- _Work instructions_
From the records below, give the number of lines that contain the string "unit", without any other text.

- _Data provided_
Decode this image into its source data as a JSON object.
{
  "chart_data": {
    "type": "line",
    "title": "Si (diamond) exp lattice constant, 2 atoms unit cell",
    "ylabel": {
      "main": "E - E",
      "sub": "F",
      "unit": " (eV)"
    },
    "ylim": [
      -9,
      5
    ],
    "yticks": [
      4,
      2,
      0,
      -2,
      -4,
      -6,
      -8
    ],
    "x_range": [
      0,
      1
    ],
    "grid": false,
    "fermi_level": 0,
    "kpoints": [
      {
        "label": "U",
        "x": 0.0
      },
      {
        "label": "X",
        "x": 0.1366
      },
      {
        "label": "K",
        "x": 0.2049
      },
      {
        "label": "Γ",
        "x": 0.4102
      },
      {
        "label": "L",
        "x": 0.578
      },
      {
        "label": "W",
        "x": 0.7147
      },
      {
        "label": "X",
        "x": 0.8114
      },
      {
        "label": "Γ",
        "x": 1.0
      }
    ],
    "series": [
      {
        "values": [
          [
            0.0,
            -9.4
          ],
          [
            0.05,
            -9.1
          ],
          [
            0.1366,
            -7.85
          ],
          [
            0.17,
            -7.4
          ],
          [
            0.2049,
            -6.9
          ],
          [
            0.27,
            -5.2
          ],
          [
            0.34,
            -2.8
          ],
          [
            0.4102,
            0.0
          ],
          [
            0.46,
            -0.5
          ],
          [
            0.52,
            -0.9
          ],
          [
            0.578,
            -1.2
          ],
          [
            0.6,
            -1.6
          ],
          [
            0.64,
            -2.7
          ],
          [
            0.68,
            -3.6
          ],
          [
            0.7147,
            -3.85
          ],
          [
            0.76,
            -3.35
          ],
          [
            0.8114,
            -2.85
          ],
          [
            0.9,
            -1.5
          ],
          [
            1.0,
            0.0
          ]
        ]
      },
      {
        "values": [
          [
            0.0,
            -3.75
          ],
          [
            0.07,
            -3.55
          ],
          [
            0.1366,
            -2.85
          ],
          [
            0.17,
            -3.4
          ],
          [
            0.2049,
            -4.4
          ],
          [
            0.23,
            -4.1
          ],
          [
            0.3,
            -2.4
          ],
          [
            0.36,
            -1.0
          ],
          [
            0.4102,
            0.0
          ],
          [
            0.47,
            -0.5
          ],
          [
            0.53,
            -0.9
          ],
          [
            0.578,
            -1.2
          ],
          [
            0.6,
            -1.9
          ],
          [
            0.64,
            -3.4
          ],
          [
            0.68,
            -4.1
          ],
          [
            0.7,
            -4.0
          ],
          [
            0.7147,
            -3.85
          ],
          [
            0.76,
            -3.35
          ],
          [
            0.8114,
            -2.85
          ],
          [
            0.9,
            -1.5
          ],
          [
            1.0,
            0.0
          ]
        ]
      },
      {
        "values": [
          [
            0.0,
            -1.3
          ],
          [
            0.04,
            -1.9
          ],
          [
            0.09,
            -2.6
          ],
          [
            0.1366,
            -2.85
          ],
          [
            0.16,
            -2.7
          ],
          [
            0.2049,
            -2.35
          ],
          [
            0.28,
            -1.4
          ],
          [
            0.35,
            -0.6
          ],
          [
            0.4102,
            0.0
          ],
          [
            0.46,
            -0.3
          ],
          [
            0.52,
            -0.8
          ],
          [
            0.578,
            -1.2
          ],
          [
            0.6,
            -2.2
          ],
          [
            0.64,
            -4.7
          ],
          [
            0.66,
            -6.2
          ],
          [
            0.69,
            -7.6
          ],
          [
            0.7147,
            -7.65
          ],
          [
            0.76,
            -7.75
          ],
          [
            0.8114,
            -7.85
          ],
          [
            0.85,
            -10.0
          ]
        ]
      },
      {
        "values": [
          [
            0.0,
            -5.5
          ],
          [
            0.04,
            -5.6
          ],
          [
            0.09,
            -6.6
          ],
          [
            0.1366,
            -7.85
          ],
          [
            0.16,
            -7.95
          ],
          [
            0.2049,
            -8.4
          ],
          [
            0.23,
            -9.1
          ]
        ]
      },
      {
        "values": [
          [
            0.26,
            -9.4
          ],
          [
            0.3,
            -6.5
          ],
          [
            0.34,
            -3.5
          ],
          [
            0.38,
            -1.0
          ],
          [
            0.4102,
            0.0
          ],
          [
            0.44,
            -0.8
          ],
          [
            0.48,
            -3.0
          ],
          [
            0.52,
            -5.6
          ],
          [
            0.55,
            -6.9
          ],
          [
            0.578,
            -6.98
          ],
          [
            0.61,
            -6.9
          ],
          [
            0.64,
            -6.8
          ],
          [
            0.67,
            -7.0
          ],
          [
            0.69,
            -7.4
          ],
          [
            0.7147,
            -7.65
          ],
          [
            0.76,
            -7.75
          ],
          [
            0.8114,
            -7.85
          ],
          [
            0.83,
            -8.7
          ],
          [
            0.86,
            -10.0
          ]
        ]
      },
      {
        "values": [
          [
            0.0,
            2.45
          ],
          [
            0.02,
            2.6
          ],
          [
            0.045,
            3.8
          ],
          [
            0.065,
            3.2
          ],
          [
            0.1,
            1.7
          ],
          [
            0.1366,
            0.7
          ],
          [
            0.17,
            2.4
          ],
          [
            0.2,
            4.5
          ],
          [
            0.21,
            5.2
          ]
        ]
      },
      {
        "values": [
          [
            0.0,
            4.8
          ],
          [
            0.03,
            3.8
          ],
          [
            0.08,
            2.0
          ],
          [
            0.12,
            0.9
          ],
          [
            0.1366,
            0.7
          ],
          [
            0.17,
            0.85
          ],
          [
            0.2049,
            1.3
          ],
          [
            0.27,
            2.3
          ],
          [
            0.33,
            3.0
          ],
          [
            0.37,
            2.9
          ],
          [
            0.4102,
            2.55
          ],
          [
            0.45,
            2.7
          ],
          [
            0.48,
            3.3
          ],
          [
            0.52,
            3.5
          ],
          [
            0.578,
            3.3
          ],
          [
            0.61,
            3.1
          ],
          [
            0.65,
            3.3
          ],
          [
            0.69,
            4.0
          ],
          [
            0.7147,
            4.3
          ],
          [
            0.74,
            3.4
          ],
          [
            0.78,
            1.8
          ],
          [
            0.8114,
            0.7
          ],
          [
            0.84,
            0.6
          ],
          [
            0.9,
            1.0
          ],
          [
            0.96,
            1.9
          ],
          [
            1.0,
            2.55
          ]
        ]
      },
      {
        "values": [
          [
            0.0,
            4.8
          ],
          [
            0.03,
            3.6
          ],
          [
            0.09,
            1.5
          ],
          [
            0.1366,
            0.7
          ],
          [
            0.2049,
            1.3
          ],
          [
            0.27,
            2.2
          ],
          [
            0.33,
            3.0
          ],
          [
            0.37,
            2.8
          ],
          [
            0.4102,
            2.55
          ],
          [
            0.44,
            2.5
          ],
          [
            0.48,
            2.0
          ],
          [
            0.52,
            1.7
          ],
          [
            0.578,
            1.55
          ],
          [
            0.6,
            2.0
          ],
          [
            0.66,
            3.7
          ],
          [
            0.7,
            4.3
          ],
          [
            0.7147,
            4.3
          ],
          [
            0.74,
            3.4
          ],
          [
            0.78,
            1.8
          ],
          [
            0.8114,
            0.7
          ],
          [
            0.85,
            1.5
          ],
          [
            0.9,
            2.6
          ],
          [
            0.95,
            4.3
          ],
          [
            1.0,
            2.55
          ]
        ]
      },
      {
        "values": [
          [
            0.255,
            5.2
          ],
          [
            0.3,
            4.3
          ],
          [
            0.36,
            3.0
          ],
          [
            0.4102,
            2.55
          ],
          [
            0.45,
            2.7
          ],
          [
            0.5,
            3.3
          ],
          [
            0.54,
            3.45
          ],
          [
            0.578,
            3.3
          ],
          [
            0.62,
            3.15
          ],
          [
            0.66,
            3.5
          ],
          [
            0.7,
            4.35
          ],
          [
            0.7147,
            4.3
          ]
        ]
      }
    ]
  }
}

- _Exercise output_
2